Listed entries:
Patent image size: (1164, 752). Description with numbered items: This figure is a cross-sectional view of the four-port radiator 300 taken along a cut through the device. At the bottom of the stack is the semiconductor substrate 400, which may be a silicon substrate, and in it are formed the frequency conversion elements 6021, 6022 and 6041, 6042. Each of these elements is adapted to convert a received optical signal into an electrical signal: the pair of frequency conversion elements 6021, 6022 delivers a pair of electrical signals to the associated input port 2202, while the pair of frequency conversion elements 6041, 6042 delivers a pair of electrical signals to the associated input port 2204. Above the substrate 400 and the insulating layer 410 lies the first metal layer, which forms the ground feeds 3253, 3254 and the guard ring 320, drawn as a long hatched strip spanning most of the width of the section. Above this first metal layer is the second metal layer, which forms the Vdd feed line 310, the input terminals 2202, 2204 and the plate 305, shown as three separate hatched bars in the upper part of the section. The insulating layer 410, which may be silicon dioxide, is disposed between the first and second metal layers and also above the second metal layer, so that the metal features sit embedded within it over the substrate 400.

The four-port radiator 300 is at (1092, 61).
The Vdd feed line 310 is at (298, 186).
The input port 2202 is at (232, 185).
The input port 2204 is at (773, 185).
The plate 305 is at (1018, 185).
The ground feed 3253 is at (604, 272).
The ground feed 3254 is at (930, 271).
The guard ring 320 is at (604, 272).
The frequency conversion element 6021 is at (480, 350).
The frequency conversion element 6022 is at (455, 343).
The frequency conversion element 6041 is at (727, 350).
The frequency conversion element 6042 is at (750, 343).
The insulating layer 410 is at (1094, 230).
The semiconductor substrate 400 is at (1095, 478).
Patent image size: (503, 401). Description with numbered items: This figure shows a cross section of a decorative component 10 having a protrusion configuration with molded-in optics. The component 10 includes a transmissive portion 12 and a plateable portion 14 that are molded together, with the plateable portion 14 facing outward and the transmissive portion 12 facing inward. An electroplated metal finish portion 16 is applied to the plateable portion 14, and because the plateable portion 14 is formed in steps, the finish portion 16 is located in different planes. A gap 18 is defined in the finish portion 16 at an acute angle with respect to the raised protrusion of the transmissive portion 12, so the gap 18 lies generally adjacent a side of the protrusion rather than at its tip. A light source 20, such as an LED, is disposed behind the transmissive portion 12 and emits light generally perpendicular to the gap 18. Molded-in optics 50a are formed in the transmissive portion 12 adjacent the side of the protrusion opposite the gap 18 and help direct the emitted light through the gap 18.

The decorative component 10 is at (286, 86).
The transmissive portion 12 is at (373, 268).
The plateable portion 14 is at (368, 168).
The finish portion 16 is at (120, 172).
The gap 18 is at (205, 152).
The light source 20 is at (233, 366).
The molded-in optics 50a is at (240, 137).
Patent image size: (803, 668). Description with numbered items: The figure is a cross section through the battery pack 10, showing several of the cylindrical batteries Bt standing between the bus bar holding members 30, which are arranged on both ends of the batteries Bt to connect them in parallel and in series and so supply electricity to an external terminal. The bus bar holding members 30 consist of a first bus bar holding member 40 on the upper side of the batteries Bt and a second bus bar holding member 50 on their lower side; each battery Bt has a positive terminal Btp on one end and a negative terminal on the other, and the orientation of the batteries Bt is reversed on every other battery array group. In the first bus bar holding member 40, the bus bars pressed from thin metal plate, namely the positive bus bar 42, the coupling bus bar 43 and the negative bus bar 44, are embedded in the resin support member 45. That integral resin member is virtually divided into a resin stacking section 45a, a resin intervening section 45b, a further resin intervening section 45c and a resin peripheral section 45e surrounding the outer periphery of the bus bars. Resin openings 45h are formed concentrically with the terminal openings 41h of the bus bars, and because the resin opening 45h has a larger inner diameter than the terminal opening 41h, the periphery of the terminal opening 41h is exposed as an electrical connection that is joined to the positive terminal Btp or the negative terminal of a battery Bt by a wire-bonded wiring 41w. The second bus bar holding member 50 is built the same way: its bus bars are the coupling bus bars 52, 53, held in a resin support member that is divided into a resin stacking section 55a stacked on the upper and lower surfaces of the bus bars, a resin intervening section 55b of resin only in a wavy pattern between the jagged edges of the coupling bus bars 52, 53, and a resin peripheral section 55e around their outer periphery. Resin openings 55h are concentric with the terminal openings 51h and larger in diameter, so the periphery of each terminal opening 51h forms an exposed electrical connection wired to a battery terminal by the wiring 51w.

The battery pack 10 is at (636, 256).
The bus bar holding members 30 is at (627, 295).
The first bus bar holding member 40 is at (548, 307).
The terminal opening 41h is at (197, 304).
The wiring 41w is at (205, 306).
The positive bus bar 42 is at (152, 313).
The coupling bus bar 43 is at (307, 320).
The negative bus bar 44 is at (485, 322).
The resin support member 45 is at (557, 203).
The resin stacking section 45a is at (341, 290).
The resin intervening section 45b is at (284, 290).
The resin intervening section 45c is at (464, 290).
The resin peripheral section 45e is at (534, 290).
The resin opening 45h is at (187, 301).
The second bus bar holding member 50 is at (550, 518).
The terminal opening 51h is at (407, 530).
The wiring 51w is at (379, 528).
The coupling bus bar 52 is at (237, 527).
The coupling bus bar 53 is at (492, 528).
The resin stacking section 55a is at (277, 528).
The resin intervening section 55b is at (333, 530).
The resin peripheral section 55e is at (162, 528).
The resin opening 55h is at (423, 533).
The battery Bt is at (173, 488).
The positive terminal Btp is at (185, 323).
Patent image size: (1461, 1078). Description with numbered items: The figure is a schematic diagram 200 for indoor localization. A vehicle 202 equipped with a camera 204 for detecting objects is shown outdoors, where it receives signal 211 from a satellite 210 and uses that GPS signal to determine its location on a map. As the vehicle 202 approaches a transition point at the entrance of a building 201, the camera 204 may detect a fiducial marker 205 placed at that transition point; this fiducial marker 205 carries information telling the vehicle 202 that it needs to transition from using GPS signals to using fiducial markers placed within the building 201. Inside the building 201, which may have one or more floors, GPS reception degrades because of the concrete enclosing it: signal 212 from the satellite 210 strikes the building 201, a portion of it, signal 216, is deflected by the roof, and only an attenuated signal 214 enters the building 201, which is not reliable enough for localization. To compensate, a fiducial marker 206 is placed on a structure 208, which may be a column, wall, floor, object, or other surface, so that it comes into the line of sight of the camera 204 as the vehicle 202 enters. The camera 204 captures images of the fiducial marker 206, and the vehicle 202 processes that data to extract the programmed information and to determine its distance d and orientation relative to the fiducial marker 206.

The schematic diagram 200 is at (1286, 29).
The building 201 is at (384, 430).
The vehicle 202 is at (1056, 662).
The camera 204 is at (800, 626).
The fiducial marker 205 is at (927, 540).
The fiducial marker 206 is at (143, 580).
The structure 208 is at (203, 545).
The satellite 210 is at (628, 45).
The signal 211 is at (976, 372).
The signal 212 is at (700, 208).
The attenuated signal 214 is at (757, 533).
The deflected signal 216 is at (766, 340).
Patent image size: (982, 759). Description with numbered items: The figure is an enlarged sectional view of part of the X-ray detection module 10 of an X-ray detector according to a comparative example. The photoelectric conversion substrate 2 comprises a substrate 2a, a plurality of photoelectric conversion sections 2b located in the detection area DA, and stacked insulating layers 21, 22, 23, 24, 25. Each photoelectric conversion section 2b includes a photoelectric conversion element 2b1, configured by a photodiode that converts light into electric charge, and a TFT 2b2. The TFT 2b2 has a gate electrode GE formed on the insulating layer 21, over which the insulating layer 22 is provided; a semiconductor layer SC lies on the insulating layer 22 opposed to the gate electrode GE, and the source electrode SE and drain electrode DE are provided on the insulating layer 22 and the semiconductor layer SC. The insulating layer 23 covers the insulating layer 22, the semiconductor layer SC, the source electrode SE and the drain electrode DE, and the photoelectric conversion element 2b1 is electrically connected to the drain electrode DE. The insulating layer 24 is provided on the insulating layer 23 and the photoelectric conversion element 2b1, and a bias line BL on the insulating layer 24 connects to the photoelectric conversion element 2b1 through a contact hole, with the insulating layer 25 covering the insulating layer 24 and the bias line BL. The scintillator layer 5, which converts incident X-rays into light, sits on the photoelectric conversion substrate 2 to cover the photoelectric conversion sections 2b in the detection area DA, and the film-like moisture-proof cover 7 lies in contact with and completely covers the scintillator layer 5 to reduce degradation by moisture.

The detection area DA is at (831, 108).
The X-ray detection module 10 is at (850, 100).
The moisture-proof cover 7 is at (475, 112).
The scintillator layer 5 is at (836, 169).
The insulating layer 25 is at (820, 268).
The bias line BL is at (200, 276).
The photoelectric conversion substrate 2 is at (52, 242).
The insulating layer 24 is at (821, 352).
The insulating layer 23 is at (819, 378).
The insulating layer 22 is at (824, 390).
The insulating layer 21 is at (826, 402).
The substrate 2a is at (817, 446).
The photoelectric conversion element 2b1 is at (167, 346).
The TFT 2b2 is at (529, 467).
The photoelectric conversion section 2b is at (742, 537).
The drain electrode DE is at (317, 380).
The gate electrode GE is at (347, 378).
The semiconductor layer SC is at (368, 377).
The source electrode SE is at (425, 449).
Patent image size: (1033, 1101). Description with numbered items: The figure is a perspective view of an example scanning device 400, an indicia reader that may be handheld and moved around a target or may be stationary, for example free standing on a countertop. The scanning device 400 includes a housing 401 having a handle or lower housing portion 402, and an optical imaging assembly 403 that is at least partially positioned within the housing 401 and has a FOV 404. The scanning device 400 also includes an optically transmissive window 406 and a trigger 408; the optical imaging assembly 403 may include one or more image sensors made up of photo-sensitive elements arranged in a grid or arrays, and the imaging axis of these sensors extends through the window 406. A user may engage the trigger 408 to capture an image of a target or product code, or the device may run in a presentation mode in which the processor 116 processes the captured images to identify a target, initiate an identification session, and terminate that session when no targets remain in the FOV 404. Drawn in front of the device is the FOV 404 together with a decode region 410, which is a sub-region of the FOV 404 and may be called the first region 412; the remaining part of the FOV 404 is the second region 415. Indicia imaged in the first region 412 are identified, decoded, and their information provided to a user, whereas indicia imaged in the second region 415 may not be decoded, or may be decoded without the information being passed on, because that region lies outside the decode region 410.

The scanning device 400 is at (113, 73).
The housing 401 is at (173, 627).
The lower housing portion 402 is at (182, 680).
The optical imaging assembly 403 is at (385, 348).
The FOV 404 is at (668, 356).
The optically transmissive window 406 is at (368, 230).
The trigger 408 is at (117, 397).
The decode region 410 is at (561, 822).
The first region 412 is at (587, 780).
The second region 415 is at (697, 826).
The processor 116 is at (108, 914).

Exercise details:
Copy out the entries above word for word, starting at the line containing "Patent image size: (1461, 1078)." and ending at the line containing "The satellite 210 is at (628, 45).", both included.

Completed exercise:
Patent image size: (1461, 1078). Description with numbered items: The figure is a schematic diagram 200 for indoor localization. A vehicle 202 equipped with a camera 204 for detecting objects is shown outdoors, where it receives signal 211 from a satellite 210 and uses that GPS signal to determine its location on a map. As the vehicle 202 approaches a transition point at the entrance of a building 201, the camera 204 may detect a fiducial marker 205 placed at that transition point; this fiducial marker 205 carries information telling the vehicle 202 that it needs to transition from using GPS signals to using fiducial markers placed within the building 201. Inside the building 201, which may have one or more floors, GPS reception degrades because of the concrete enclosing it: signal 212 from the satellite 210 strikes the building 201, a portion of it, signal 216, is deflected by the roof, and only an attenuated signal 214 enters the building 201, which is not reliable enough for localization. To compensate, a fiducial marker 206 is placed on a structure 208, which may be a column, wall, floor, object, or other surface, so that it comes into the line of sight of the camera 204 as the vehicle 202 enters. The camera 204 captures images of the fiducial marker 206, and the vehicle 202 processes that data to extract the programmed information and to determine its distance d and orientation relative to the fiducial marker 206.

The schematic diagram 200 is at (1286, 29).
The building 201 is at (384, 430).
The vehicle 202 is at (1056, 662).
The camera 204 is at (800, 626).
The fiducial marker 205 is at (927, 540).
The fiducial marker 206 is at (143, 580).
The structure 208 is at (203, 545).
The satellite 210 is at (628, 45).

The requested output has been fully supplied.